Supplied data.
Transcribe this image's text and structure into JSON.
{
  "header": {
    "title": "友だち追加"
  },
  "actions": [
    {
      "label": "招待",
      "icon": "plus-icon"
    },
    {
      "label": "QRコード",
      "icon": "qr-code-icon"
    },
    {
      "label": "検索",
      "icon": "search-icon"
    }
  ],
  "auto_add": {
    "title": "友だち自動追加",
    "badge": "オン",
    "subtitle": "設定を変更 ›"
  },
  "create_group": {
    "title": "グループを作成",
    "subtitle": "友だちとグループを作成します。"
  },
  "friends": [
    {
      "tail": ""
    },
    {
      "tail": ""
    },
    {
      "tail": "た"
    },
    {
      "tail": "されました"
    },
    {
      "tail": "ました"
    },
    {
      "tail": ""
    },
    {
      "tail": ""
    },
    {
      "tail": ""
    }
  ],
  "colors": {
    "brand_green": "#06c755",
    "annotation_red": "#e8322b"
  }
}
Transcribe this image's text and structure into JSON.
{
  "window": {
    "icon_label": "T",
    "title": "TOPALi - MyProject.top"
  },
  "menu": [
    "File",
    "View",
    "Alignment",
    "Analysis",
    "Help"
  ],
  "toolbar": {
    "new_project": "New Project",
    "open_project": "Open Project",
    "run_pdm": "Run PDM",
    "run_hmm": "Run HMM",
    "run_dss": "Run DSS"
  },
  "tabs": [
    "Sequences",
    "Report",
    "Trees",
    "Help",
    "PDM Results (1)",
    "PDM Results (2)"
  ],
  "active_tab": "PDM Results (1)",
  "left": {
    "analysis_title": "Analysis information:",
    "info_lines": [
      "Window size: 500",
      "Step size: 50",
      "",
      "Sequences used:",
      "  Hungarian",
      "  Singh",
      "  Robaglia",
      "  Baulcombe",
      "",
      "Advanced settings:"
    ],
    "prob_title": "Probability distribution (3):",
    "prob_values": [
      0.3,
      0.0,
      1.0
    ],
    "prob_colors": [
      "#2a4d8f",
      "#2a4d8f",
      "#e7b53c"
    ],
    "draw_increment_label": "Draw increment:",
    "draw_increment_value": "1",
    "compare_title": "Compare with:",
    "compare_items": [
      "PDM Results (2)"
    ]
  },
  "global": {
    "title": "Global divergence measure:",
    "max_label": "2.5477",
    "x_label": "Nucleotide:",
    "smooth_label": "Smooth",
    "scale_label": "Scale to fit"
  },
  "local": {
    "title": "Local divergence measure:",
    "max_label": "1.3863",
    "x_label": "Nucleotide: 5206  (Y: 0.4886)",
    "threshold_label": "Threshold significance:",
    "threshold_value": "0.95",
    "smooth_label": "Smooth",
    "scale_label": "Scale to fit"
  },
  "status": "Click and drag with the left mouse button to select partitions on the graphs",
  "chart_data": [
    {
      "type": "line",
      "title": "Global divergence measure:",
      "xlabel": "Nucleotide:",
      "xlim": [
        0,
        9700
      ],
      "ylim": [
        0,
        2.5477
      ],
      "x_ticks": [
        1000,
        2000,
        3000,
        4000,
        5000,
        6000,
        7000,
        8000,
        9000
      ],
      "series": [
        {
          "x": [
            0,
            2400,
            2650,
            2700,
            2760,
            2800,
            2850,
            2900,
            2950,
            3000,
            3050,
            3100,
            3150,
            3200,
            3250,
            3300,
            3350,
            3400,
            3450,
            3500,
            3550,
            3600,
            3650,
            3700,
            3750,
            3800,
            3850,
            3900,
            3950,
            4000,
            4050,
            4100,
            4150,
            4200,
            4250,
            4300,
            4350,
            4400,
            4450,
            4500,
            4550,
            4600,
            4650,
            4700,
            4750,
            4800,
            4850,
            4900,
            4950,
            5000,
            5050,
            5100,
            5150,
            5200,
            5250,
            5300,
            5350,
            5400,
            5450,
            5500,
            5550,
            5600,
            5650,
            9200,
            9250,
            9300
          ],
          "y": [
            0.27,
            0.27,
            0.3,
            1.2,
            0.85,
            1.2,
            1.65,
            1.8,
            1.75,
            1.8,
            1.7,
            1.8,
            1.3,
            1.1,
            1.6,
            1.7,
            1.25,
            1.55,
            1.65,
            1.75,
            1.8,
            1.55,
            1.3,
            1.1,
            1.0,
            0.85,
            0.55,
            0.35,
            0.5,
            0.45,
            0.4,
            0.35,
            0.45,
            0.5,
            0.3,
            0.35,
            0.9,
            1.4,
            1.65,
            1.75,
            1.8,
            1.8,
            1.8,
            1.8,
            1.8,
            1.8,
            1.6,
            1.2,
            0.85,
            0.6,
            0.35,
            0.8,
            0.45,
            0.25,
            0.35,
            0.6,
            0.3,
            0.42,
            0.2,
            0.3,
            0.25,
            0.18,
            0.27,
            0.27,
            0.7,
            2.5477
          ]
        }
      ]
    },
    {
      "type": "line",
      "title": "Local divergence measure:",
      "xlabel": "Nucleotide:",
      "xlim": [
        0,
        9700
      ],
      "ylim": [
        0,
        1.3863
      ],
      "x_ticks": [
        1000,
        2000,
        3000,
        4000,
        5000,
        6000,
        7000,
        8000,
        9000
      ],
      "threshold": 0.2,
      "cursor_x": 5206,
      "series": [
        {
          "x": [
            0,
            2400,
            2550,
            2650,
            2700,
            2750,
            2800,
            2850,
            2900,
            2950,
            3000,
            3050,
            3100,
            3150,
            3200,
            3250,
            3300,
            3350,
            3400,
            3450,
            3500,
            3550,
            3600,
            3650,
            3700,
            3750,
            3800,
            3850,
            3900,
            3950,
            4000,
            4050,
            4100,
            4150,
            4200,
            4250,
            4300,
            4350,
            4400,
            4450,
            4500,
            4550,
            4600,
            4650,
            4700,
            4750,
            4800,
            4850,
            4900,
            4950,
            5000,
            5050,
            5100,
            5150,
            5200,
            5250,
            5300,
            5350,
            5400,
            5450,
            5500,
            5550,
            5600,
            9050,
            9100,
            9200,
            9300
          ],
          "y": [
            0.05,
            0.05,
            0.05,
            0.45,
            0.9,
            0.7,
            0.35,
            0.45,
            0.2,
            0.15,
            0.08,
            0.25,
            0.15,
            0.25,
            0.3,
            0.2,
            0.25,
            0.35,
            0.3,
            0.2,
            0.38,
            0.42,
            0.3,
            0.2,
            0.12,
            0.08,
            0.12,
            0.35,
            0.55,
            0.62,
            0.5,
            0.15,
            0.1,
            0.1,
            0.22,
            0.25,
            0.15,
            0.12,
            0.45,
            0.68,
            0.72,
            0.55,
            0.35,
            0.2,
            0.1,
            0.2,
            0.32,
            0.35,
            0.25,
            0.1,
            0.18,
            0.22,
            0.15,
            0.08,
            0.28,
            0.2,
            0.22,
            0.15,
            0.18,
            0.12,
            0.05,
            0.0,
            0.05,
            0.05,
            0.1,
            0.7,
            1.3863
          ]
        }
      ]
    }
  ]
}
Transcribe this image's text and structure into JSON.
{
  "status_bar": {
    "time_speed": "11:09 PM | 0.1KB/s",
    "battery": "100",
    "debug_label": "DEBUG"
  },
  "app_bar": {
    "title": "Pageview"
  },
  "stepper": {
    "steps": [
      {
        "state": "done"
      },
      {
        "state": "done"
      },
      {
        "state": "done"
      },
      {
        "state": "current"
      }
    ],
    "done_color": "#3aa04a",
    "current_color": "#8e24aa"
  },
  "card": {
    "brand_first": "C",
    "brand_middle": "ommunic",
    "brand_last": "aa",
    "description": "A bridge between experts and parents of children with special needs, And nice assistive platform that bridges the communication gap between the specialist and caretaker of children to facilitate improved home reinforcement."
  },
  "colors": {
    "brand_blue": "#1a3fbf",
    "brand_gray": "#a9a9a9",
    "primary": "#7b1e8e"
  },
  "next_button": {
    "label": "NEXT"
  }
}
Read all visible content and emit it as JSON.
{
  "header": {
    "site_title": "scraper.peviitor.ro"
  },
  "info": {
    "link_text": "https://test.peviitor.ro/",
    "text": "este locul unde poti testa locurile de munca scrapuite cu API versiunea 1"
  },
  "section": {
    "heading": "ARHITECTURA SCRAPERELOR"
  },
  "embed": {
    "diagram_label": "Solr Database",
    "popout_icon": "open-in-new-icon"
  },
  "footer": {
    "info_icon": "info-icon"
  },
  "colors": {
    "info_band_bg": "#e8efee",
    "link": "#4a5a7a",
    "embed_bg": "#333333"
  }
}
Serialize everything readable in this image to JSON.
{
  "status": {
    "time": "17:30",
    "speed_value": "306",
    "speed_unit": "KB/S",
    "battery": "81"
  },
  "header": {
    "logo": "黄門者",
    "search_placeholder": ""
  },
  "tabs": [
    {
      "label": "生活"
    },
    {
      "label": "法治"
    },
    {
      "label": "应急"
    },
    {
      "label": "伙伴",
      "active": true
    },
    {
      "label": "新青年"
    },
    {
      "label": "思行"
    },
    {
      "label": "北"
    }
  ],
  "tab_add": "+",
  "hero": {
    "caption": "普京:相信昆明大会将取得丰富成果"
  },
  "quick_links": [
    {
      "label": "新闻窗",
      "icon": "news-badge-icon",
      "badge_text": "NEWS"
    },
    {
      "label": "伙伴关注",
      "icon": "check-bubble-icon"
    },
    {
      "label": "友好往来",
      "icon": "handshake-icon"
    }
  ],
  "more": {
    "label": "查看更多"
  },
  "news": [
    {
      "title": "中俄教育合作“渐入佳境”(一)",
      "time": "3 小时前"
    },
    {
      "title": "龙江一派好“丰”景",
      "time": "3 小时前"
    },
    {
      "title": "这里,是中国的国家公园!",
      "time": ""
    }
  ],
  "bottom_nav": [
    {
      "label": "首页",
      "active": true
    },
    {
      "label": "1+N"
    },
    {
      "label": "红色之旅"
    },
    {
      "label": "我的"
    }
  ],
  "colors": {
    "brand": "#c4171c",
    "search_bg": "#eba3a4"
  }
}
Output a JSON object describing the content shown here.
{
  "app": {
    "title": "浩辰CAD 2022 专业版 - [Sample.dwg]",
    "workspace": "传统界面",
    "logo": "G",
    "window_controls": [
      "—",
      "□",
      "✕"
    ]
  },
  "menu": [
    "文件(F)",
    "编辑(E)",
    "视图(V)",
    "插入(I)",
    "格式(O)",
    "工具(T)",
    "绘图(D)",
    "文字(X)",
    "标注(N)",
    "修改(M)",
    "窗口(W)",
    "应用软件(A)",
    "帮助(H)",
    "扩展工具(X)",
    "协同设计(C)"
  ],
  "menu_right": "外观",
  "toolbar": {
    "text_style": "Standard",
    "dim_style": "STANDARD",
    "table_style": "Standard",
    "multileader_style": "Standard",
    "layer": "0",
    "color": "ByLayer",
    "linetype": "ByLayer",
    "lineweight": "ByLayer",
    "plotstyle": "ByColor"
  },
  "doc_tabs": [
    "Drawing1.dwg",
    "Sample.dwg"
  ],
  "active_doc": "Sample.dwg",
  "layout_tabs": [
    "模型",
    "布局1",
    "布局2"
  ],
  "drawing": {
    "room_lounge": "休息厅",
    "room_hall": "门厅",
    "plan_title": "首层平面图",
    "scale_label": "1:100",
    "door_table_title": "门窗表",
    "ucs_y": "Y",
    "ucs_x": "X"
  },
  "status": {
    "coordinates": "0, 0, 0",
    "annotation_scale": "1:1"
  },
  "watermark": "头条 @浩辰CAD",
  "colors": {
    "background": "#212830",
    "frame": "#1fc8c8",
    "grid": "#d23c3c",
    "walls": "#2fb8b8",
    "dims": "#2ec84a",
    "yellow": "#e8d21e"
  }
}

Request.
Search the data above for the string "left" and return every line that has it.

The reply.
  "left": {
  "status": "Click and drag with the left mouse button to select partitions on the graphs",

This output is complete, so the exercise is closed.